=== Excerpted records ===

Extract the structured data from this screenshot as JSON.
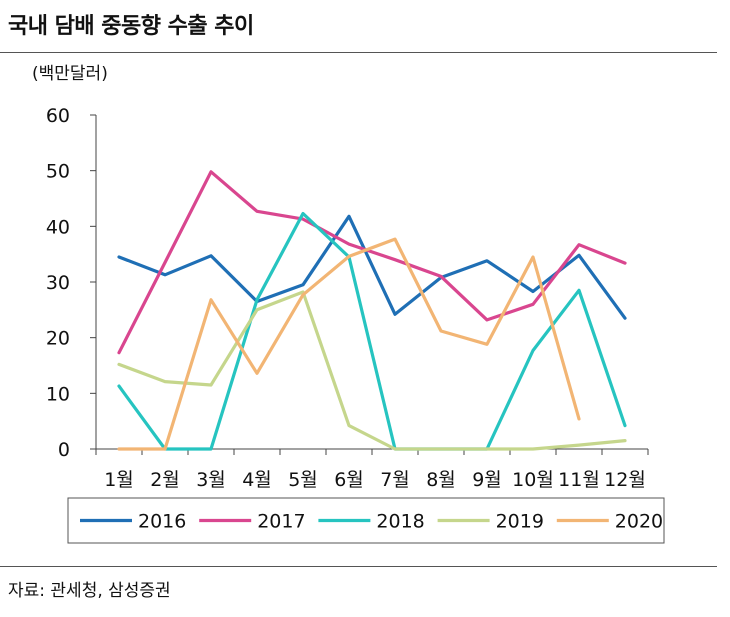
{
  "header": {
    "title": "국내 담배 중동향 수출 추이"
  },
  "footer": {
    "source": "자료: 관세청, 삼성증권"
  },
  "chart_data": {
    "type": "line",
    "title": "국내 담배 중동향 수출 추이",
    "ylabel": "(백만달러)",
    "xlabel": "",
    "categories": [
      "1월",
      "2월",
      "3월",
      "4월",
      "5월",
      "6월",
      "7월",
      "8월",
      "9월",
      "10월",
      "11월",
      "12월"
    ],
    "ylim": [
      0,
      60
    ],
    "yticks": [
      0,
      10,
      20,
      30,
      40,
      50,
      60
    ],
    "grid": false,
    "legend_position": "bottom",
    "series": [
      {
        "name": "2016",
        "color": "#1f6fb5",
        "values": [
          34.5,
          31.3,
          34.7,
          26.5,
          29.5,
          41.8,
          24.2,
          30.8,
          33.8,
          28.3,
          34.8,
          23.5
        ]
      },
      {
        "name": "2017",
        "color": "#d9468f",
        "values": [
          17.3,
          33.5,
          49.8,
          42.7,
          41.3,
          36.8,
          34.0,
          31.0,
          23.2,
          26.0,
          36.7,
          33.4
        ]
      },
      {
        "name": "2018",
        "color": "#26c4c0",
        "values": [
          11.3,
          0,
          0,
          26.8,
          42.3,
          34.5,
          0,
          0,
          0,
          17.7,
          28.5,
          4.2
        ]
      },
      {
        "name": "2019",
        "color": "#c5d68c",
        "values": [
          15.2,
          12.1,
          11.5,
          25.0,
          28.2,
          4.2,
          0,
          0,
          0,
          0,
          0.7,
          1.5
        ]
      },
      {
        "name": "2020",
        "color": "#f2b574",
        "values": [
          0,
          0,
          26.8,
          13.6,
          27.7,
          34.6,
          37.7,
          21.2,
          18.8,
          34.5,
          5.4,
          null
        ]
      }
    ]
  }
}
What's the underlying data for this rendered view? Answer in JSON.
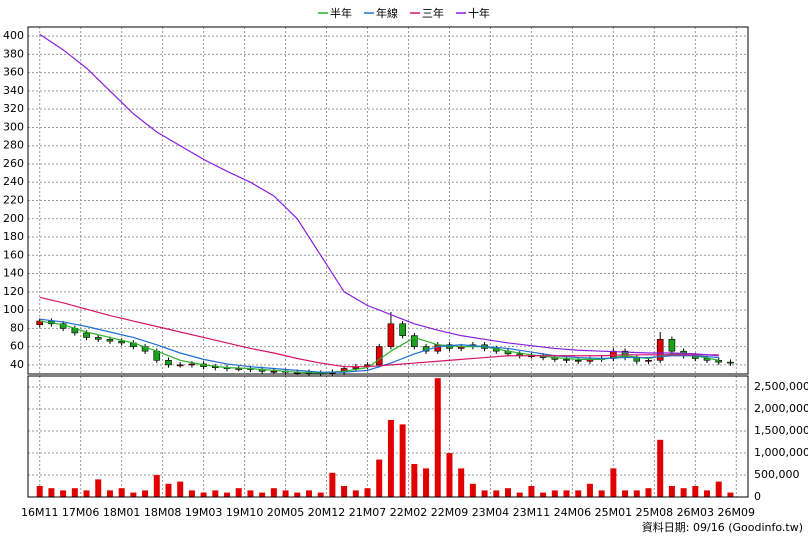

===

**Objective**
Using the material above, report each line where "this" occurs.

**Response below**
Extract the structured data from this screenshot as JSON.
What's the underlying data for this rendered view? Answer in JSON.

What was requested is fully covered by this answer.